Required work:
Using the records below, filter out every line that lacks "zone" and copy the rest.

Excerpted data:

/---

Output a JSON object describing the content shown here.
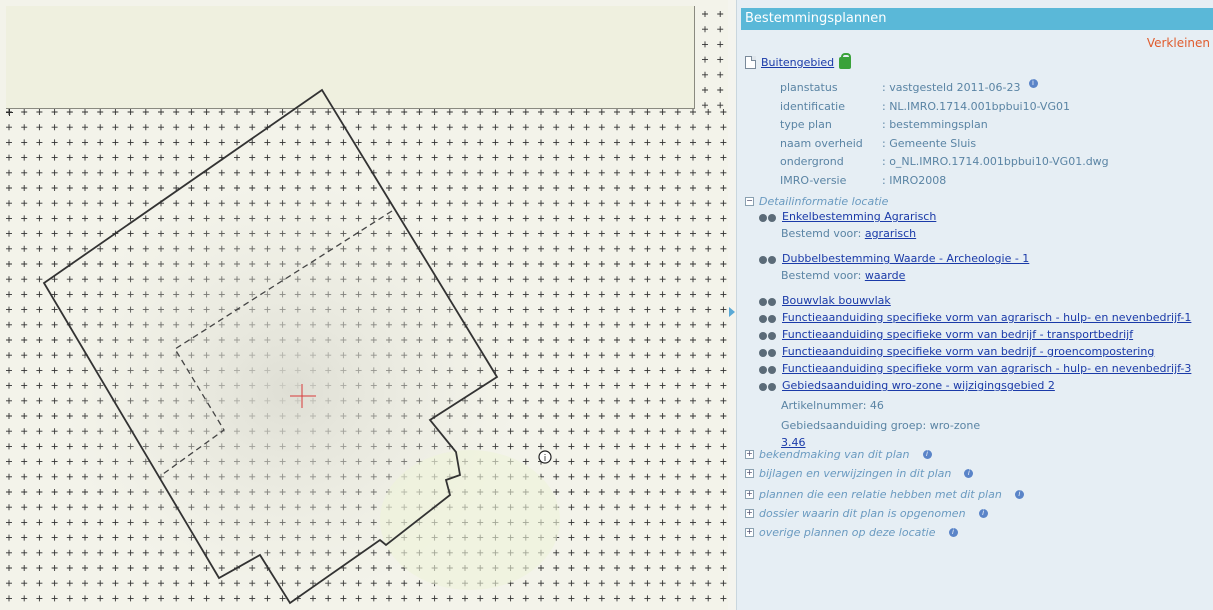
{
  "panel": {
    "title": "Bestemmingsplannen",
    "collapse_label": "Verkleinen",
    "plan_name": "Buitengebied",
    "meta": [
      {
        "key": "planstatus",
        "value": ": vastgesteld 2011-06-23"
      },
      {
        "key": "identificatie",
        "value": ": NL.IMRO.1714.001bpbui10-VG01"
      },
      {
        "key": "type plan",
        "value": ": bestemmingsplan"
      },
      {
        "key": "naam overheid",
        "value": ": Gemeente Sluis"
      },
      {
        "key": "ondergrond",
        "value": ": o_NL.IMRO.1714.001bpbui10-VG01.dwg"
      },
      {
        "key": "IMRO-versie",
        "value": ": IMRO2008"
      }
    ],
    "detail_header": "Detailinformatie locatie",
    "details": {
      "d0": "Enkelbestemming Agrarisch",
      "d0_sub_label": "Bestemd voor:",
      "d0_sub_link": "agrarisch",
      "d1": "Dubbelbestemming Waarde - Archeologie - 1",
      "d1_sub_label": "Bestemd voor:",
      "d1_sub_link": "waarde",
      "d2": "Bouwvlak bouwvlak",
      "d3": "Functieaanduiding specifieke vorm van agrarisch - hulp- en nevenbedrijf-1",
      "d4": "Functieaanduiding specifieke vorm van bedrijf - transportbedrijf",
      "d5": "Functieaanduiding specifieke vorm van bedrijf - groencompostering",
      "d6": "Functieaanduiding specifieke vorm van agrarisch - hulp- en nevenbedrijf-3",
      "d7": "Gebiedsaanduiding wro-zone - wijzigingsgebied 2",
      "d7_article": "Artikelnummer: 46",
      "d7_group": "Gebiedsaanduiding groep: wro-zone",
      "d7_link": "3.46"
    },
    "sections": [
      "bekendmaking van dit plan",
      "bijlagen en verwijzingen in dit plan",
      "plannen die een relatie hebben met dit plan",
      "dossier waarin dit plan is opgenomen",
      "overige plannen op deze locatie"
    ]
  },
  "map": {
    "info_marker": "i"
  }
}
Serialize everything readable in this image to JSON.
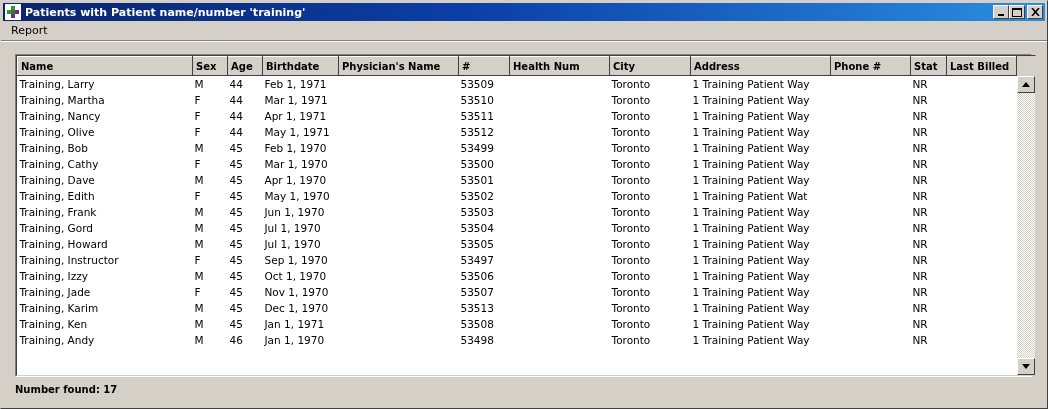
{
  "window": {
    "title": "Patients with Patient name/number 'training'"
  },
  "menu": [
    {
      "label": "Report"
    }
  ],
  "table": {
    "columns": [
      {
        "label": "Name"
      },
      {
        "label": "Sex"
      },
      {
        "label": "Age"
      },
      {
        "label": "Birthdate"
      },
      {
        "label": "Physician's Name"
      },
      {
        "label": "#"
      },
      {
        "label": "Health Num"
      },
      {
        "label": "City"
      },
      {
        "label": "Address"
      },
      {
        "label": "Phone #"
      },
      {
        "label": "Stat"
      },
      {
        "label": "Last Billed"
      }
    ],
    "rows": [
      {
        "name": "Training, Larry",
        "sex": "M",
        "age": "44",
        "birthdate": "Feb 1, 1971",
        "number": "53509",
        "city": "Toronto",
        "address": "1 Training Patient Way",
        "stat": "NR"
      },
      {
        "name": "Training, Martha",
        "sex": "F",
        "age": "44",
        "birthdate": "Mar 1, 1971",
        "number": "53510",
        "city": "Toronto",
        "address": "1 Training Patient Way",
        "stat": "NR"
      },
      {
        "name": "Training, Nancy",
        "sex": "F",
        "age": "44",
        "birthdate": "Apr 1, 1971",
        "number": "53511",
        "city": "Toronto",
        "address": "1 Training Patient Way",
        "stat": "NR"
      },
      {
        "name": "Training, Olive",
        "sex": "F",
        "age": "44",
        "birthdate": "May 1, 1971",
        "number": "53512",
        "city": "Toronto",
        "address": "1 Training Patient Way",
        "stat": "NR"
      },
      {
        "name": "Training, Bob",
        "sex": "M",
        "age": "45",
        "birthdate": "Feb 1, 1970",
        "number": "53499",
        "city": "Toronto",
        "address": "1 Training Patient Way",
        "stat": "NR"
      },
      {
        "name": "Training, Cathy",
        "sex": "F",
        "age": "45",
        "birthdate": "Mar 1, 1970",
        "number": "53500",
        "city": "Toronto",
        "address": "1 Training Patient Way",
        "stat": "NR"
      },
      {
        "name": "Training, Dave",
        "sex": "M",
        "age": "45",
        "birthdate": "Apr 1, 1970",
        "number": "53501",
        "city": "Toronto",
        "address": "1 Training Patient Way",
        "stat": "NR"
      },
      {
        "name": "Training, Edith",
        "sex": "F",
        "age": "45",
        "birthdate": "May 1, 1970",
        "number": "53502",
        "city": "Toronto",
        "address": "1 Training Patient Wat",
        "stat": "NR"
      },
      {
        "name": "Training, Frank",
        "sex": "M",
        "age": "45",
        "birthdate": "Jun 1, 1970",
        "number": "53503",
        "city": "Toronto",
        "address": "1 Training Patient Way",
        "stat": "NR"
      },
      {
        "name": "Training, Gord",
        "sex": "M",
        "age": "45",
        "birthdate": "Jul 1, 1970",
        "number": "53504",
        "city": "Toronto",
        "address": "1 Training Patient Way",
        "stat": "NR"
      },
      {
        "name": "Training, Howard",
        "sex": "M",
        "age": "45",
        "birthdate": "Jul 1, 1970",
        "number": "53505",
        "city": "Toronto",
        "address": "1 Training Patient Way",
        "stat": "NR"
      },
      {
        "name": "Training, Instructor",
        "sex": "F",
        "age": "45",
        "birthdate": "Sep 1, 1970",
        "number": "53497",
        "city": "Toronto",
        "address": "1 Training Patient Way",
        "stat": "NR"
      },
      {
        "name": "Training, Izzy",
        "sex": "M",
        "age": "45",
        "birthdate": "Oct 1, 1970",
        "number": "53506",
        "city": "Toronto",
        "address": "1 Training Patient Way",
        "stat": "NR"
      },
      {
        "name": "Training, Jade",
        "sex": "F",
        "age": "45",
        "birthdate": "Nov 1, 1970",
        "number": "53507",
        "city": "Toronto",
        "address": "1 Training Patient Way",
        "stat": "NR"
      },
      {
        "name": "Training, Karim",
        "sex": "M",
        "age": "45",
        "birthdate": "Dec 1, 1970",
        "number": "53513",
        "city": "Toronto",
        "address": "1 Training Patient Way",
        "stat": "NR"
      },
      {
        "name": "Training, Ken",
        "sex": "M",
        "age": "45",
        "birthdate": "Jan 1, 1971",
        "number": "53508",
        "city": "Toronto",
        "address": "1 Training Patient Way",
        "stat": "NR"
      },
      {
        "name": "Training, Andy",
        "sex": "M",
        "age": "46",
        "birthdate": "Jan 1, 1970",
        "number": "53498",
        "city": "Toronto",
        "address": "1 Training Patient Way",
        "stat": "NR"
      }
    ]
  },
  "status_bar": {
    "text": "Number found: 17"
  }
}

\---

Response:
      "d7": "Gebiedsaanduiding wro-zone - wijzigingsgebied 2",
      "d7_group": "Gebiedsaanduiding groep: wro-zone",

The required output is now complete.